### What you have to do
Determine which lines of the records include the word "Powered", and copy them.

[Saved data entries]
- - - - - - -

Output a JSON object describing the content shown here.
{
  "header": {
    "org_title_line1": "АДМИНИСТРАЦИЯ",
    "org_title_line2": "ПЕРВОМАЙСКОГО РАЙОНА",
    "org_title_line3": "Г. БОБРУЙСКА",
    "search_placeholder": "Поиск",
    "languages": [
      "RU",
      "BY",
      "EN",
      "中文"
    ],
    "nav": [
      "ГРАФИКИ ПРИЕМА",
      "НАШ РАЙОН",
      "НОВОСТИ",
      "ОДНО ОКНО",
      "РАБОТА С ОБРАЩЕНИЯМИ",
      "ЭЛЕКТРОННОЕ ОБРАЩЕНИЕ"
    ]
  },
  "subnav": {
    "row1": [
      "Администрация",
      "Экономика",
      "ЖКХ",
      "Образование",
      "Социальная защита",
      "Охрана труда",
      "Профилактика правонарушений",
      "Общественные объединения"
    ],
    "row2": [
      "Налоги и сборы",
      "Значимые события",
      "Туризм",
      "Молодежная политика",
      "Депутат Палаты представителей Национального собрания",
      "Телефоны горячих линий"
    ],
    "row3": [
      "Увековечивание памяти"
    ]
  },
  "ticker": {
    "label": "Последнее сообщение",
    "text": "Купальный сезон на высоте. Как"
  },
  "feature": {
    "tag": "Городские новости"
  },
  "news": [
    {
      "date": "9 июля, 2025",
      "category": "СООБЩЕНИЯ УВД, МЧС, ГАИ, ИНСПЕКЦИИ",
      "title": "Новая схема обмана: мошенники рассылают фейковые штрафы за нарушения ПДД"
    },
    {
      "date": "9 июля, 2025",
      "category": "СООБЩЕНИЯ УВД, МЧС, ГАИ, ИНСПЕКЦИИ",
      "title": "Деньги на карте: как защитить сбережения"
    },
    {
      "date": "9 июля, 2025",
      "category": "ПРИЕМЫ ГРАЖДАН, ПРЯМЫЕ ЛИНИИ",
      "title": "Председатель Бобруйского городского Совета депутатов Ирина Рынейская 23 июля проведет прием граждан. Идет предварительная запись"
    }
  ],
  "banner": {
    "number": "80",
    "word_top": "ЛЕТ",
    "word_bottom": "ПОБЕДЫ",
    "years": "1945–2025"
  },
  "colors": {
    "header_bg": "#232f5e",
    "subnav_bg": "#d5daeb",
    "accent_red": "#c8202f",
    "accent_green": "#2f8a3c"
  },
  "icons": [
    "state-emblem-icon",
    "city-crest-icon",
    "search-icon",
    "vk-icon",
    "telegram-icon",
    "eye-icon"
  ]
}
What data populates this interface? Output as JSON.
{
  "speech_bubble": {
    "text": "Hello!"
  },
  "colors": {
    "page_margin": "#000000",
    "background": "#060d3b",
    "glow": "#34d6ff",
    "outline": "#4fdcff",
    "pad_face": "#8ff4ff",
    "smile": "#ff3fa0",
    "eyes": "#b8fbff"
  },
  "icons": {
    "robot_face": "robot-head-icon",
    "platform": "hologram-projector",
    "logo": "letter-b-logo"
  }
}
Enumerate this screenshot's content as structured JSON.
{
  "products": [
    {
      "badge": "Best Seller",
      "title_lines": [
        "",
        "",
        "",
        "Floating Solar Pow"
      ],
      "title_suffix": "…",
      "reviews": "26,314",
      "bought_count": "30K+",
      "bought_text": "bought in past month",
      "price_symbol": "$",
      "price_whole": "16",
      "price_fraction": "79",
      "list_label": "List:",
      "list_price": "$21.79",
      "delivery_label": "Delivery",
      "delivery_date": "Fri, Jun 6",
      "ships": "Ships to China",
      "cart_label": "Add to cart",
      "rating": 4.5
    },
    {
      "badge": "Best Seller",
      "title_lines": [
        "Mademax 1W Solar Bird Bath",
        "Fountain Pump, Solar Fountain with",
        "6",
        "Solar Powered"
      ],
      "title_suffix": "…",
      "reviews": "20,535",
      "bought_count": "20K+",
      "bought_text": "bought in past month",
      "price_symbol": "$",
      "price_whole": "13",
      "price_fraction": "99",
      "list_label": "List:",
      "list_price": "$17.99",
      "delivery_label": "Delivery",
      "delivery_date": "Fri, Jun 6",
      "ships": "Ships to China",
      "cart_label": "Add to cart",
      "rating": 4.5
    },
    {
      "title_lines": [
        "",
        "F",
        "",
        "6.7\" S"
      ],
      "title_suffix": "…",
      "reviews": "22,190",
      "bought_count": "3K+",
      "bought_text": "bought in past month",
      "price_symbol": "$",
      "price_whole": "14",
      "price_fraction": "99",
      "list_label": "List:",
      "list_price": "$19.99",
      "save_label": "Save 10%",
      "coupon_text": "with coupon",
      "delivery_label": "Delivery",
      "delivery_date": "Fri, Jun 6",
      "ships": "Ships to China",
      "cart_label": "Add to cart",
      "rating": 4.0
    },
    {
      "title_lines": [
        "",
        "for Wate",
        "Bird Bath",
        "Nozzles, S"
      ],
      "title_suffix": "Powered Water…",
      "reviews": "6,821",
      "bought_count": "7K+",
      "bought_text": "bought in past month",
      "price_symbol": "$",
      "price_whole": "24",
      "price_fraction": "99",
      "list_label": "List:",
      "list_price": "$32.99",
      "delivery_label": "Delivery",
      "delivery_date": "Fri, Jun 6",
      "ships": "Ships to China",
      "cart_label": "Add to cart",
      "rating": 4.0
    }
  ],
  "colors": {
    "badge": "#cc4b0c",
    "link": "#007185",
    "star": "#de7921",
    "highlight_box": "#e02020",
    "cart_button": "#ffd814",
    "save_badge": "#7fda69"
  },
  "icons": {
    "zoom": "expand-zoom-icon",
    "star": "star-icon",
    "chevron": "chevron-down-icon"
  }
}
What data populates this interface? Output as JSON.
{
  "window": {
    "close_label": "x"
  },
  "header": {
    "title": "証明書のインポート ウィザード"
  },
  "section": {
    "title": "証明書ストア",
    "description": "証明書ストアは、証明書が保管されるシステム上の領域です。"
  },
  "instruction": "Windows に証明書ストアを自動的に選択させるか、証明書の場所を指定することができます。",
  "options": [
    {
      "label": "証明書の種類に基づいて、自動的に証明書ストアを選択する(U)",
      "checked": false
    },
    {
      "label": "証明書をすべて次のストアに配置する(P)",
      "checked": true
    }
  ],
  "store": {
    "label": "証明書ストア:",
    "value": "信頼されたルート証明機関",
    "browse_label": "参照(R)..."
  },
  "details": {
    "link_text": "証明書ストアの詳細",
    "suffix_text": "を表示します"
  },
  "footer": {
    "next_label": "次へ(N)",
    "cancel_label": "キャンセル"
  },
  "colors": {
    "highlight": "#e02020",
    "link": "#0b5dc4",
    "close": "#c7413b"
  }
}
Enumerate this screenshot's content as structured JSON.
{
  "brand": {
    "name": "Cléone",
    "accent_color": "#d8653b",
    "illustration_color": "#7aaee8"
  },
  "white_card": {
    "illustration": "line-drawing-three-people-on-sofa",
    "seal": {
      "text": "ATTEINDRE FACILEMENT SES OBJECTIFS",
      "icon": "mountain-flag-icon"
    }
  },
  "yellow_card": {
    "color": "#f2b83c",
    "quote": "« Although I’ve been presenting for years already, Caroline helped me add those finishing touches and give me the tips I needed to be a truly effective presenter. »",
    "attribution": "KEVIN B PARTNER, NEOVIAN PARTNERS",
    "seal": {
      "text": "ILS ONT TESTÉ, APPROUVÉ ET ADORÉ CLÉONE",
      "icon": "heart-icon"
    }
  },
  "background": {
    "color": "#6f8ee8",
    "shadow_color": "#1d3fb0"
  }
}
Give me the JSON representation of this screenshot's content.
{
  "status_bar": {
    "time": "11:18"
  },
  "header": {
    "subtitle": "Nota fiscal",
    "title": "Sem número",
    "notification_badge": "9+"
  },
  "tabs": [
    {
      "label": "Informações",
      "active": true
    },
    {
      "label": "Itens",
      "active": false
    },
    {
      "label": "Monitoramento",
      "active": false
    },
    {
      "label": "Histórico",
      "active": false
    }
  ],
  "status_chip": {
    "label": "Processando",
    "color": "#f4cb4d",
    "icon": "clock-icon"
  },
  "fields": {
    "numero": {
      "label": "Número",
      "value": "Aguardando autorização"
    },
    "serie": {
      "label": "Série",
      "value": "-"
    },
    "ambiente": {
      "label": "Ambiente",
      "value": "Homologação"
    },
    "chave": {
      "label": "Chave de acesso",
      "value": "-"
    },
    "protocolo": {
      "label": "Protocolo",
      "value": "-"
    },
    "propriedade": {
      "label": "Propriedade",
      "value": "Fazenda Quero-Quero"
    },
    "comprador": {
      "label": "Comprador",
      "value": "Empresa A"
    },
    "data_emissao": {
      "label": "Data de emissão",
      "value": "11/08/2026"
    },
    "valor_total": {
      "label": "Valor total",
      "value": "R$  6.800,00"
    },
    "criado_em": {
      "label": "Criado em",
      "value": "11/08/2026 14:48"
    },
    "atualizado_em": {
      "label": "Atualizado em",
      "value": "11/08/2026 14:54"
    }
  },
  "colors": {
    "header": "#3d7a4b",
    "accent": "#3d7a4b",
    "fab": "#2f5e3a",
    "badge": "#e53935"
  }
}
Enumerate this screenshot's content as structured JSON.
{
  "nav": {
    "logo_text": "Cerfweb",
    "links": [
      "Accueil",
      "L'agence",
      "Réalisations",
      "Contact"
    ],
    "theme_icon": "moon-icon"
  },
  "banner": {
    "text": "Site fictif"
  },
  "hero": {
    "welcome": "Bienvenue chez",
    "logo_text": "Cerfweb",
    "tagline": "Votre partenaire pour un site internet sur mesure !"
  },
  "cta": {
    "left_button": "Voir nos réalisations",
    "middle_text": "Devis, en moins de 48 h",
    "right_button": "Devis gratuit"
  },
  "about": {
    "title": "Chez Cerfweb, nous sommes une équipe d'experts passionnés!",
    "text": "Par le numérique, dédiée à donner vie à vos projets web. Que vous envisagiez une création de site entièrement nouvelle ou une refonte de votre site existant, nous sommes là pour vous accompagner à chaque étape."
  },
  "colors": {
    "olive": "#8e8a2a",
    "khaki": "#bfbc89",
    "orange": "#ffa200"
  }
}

- - - - - - -

### The solution
        "Solar Powered"
      "title_suffix": "Powered Water…",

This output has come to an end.